# EXERCISE PROMPT:
Write out every line of the material exactly as it appears.
****************
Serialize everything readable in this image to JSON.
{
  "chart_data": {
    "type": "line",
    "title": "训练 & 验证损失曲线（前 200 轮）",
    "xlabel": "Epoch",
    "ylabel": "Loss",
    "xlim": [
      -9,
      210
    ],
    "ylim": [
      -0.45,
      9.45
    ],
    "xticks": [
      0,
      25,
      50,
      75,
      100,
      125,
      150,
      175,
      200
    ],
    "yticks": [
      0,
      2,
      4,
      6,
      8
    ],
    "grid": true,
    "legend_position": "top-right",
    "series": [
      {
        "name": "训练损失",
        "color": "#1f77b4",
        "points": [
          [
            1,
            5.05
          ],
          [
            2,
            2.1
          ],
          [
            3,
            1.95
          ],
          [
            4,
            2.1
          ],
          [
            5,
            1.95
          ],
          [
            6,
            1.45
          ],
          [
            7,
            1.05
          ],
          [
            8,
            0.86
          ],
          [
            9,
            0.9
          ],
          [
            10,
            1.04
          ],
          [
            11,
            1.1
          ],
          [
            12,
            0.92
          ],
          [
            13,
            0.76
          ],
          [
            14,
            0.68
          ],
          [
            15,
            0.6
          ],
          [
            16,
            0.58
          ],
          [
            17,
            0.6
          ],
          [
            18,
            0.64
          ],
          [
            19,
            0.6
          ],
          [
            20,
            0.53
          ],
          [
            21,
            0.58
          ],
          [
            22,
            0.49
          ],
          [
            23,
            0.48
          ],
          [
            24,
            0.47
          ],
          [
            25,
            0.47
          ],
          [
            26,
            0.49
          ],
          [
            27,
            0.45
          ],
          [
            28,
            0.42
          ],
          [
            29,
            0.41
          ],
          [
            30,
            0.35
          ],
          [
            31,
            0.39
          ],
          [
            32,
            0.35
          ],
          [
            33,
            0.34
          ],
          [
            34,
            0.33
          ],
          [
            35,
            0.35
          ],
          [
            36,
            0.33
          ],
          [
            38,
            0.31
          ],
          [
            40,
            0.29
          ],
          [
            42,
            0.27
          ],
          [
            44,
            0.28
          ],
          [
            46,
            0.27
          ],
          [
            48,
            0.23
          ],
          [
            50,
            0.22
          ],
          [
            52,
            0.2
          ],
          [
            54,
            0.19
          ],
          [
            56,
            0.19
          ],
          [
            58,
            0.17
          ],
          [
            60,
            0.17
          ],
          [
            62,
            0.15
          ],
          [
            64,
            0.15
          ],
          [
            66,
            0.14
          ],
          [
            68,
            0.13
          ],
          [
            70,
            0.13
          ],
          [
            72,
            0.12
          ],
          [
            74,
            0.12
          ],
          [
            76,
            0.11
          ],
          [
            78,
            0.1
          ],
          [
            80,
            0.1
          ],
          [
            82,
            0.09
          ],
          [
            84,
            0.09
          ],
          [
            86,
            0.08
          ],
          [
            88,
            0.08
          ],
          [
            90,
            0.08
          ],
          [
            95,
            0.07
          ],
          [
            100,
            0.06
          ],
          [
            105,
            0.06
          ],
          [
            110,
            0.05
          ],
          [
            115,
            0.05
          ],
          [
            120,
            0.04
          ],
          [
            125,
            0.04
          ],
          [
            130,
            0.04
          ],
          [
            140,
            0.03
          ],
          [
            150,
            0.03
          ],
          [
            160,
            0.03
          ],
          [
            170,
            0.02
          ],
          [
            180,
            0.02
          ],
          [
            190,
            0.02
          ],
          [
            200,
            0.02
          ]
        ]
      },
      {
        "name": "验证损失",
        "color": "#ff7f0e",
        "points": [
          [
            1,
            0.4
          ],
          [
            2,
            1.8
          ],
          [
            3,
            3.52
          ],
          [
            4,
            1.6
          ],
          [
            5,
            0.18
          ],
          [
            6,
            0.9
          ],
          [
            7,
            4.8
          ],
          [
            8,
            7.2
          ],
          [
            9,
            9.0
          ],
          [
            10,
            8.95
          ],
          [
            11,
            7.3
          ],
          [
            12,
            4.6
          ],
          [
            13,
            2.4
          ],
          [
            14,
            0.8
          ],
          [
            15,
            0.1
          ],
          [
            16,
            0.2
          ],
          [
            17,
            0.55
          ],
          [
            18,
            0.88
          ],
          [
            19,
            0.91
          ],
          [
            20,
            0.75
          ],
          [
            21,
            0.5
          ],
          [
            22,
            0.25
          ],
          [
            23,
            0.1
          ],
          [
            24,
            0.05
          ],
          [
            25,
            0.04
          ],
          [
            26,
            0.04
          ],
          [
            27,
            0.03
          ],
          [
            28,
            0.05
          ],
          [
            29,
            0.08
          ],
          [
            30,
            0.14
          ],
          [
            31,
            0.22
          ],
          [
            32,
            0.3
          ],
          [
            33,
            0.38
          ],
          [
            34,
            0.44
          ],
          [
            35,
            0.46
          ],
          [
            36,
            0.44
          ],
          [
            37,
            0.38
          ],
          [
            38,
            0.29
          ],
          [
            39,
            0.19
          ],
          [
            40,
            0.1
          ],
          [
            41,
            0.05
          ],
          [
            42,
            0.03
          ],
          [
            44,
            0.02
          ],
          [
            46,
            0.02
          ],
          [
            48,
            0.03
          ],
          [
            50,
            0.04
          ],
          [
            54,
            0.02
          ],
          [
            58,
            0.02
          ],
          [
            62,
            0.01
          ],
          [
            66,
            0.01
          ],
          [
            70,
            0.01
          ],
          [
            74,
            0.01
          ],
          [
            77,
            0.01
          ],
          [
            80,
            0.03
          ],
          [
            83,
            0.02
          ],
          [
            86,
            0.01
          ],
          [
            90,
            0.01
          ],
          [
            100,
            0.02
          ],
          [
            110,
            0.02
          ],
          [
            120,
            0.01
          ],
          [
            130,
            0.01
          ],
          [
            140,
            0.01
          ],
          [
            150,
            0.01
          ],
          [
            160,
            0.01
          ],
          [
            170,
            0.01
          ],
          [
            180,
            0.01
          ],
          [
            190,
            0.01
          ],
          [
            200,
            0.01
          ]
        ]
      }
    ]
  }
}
****************
# EXERCISE SOLUTION:
Serialize everything readable in this image to JSON.
{
  "chart_data": {
    "type": "line",
    "title": "训练 & 验证损失曲线（前 200 轮）",
    "xlabel": "Epoch",
    "ylabel": "Loss",
    "xlim": [
      -9,
      210
    ],
    "ylim": [
      -0.45,
      9.45
    ],
    "xticks": [
      0,
      25,
      50,
      75,
      100,
      125,
      150,
      175,
      200
    ],
    "yticks": [
      0,
      2,
      4,
      6,
      8
    ],
    "grid": true,
    "legend_position": "top-right",
    "series": [
      {
        "name": "训练损失",
        "color": "#1f77b4",
        "points": [
          [
            1,
            5.05
          ],
          [
            2,
            2.1
          ],
          [
            3,
            1.95
          ],
          [
            4,
            2.1
          ],
          [
            5,
            1.95
          ],
          [
            6,
            1.45
          ],
          [
            7,
            1.05
          ],
          [
            8,
            0.86
          ],
          [
            9,
            0.9
          ],
          [
            10,
            1.04
          ],
          [
            11,
            1.1
          ],
          [
            12,
            0.92
          ],
          [
            13,
            0.76
          ],
          [
            14,
            0.68
          ],
          [
            15,
            0.6
          ],
          [
            16,
            0.58
          ],
          [
            17,
            0.6
          ],
          [
            18,
            0.64
          ],
          [
            19,
            0.6
          ],
          [
            20,
            0.53
          ],
          [
            21,
            0.58
          ],
          [
            22,
            0.49
          ],
          [
            23,
            0.48
          ],
          [
            24,
            0.47
          ],
          [
            25,
            0.47
          ],
          [
            26,
            0.49
          ],
          [
            27,
            0.45
          ],
          [
            28,
            0.42
          ],
          [
            29,
            0.41
          ],
          [
            30,
            0.35
          ],
          [
            31,
            0.39
          ],
          [
            32,
            0.35
          ],
          [
            33,
            0.34
          ],
          [
            34,
            0.33
          ],
          [
            35,
            0.35
          ],
          [
            36,
            0.33
          ],
          [
            38,
            0.31
          ],
          [
            40,
            0.29
          ],
          [
            42,
            0.27
          ],
          [
            44,
            0.28
          ],
          [
            46,
            0.27
          ],
          [
            48,
            0.23
          ],
          [
            50,
            0.22
          ],
          [
            52,
            0.2
          ],
          [
            54,
            0.19
          ],
          [
            56,
            0.19
          ],
          [
            58,
            0.17
          ],
          [
            60,
            0.17
          ],
          [
            62,
            0.15
          ],
          [
            64,
            0.15
          ],
          [
            66,
            0.14
          ],
          [
            68,
            0.13
          ],
          [
            70,
            0.13
          ],
          [
            72,
            0.12
          ],
          [
            74,
            0.12
          ],
          [
            76,
            0.11
          ],
          [
            78,
            0.1
          ],
          [
            80,
            0.1
          ],
          [
            82,
            0.09
          ],
          [
            84,
            0.09
          ],
          [
            86,
            0.08
          ],
          [
            88,
            0.08
          ],
          [
            90,
            0.08
          ],
          [
            95,
            0.07
          ],
          [
            100,
            0.06
          ],
          [
            105,
            0.06
          ],
          [
            110,
            0.05
          ],
          [
            115,
            0.05
          ],
          [
            120,
            0.04
          ],
          [
            125,
            0.04
          ],
          [
            130,
            0.04
          ],
          [
            140,
            0.03
          ],
          [
            150,
            0.03
          ],
          [
            160,
            0.03
          ],
          [
            170,
            0.02
          ],
          [
            180,
            0.02
          ],
          [
            190,
            0.02
          ],
          [
            200,
            0.02
          ]
        ]
      },
      {
        "name": "验证损失",
        "color": "#ff7f0e",
        "points": [
          [
            1,
            0.4
          ],
          [
            2,
            1.8
          ],
          [
            3,
            3.52
          ],
          [
            4,
            1.6
          ],
          [
            5,
            0.18
          ],
          [
            6,
            0.9
          ],
          [
            7,
            4.8
          ],
          [
            8,
            7.2
          ],
          [
            9,
            9.0
          ],
          [
            10,
            8.95
          ],
          [
            11,
            7.3
          ],
          [
            12,
            4.6
          ],
          [
            13,
            2.4
          ],
          [
            14,
            0.8
          ],
          [
            15,
            0.1
          ],
          [
            16,
            0.2
          ],
          [
            17,
            0.55
          ],
          [
            18,
            0.88
          ],
          [
            19,
            0.91
          ],
          [
            20,
            0.75
          ],
          [
            21,
            0.5
          ],
          [
            22,
            0.25
          ],
          [
            23,
            0.1
          ],
          [
            24,
            0.05
          ],
          [
            25,
            0.04
          ],
          [
            26,
            0.04
          ],
          [
            27,
            0.03
          ],
          [
            28,
            0.05
          ],
          [
            29,
            0.08
          ],
          [
            30,
            0.14
          ],
          [
            31,
            0.22
          ],
          [
            32,
            0.3
          ],
          [
            33,
            0.38
          ],
          [
            34,
            0.44
          ],
          [
            35,
            0.46
          ],
          [
            36,
            0.44
          ],
          [
            37,
            0.38
          ],
          [
            38,
            0.29
          ],
          [
            39,
            0.19
          ],
          [
            40,
            0.1
          ],
          [
            41,
            0.05
          ],
          [
            42,
            0.03
          ],
          [
            44,
            0.02
          ],
          [
            46,
            0.02
          ],
          [
            48,
            0.03
          ],
          [
            50,
            0.04
          ],
          [
            54,
            0.02
          ],
          [
            58,
            0.02
          ],
          [
            62,
            0.01
          ],
          [
            66,
            0.01
          ],
          [
            70,
            0.01
          ],
          [
            74,
            0.01
          ],
          [
            77,
            0.01
          ],
          [
            80,
            0.03
          ],
          [
            83,
            0.02
          ],
          [
            86,
            0.01
          ],
          [
            90,
            0.01
          ],
          [
            100,
            0.02
          ],
          [
            110,
            0.02
          ],
          [
            120,
            0.01
          ],
          [
            130,
            0.01
          ],
          [
            140,
            0.01
          ],
          [
            150,
            0.01
          ],
          [
            160,
            0.01
          ],
          [
            170,
            0.01
          ],
          [
            180,
            0.01
          ],
          [
            190,
            0.01
          ],
          [
            200,
            0.01
          ]
        ]
      }
    ]
  }
}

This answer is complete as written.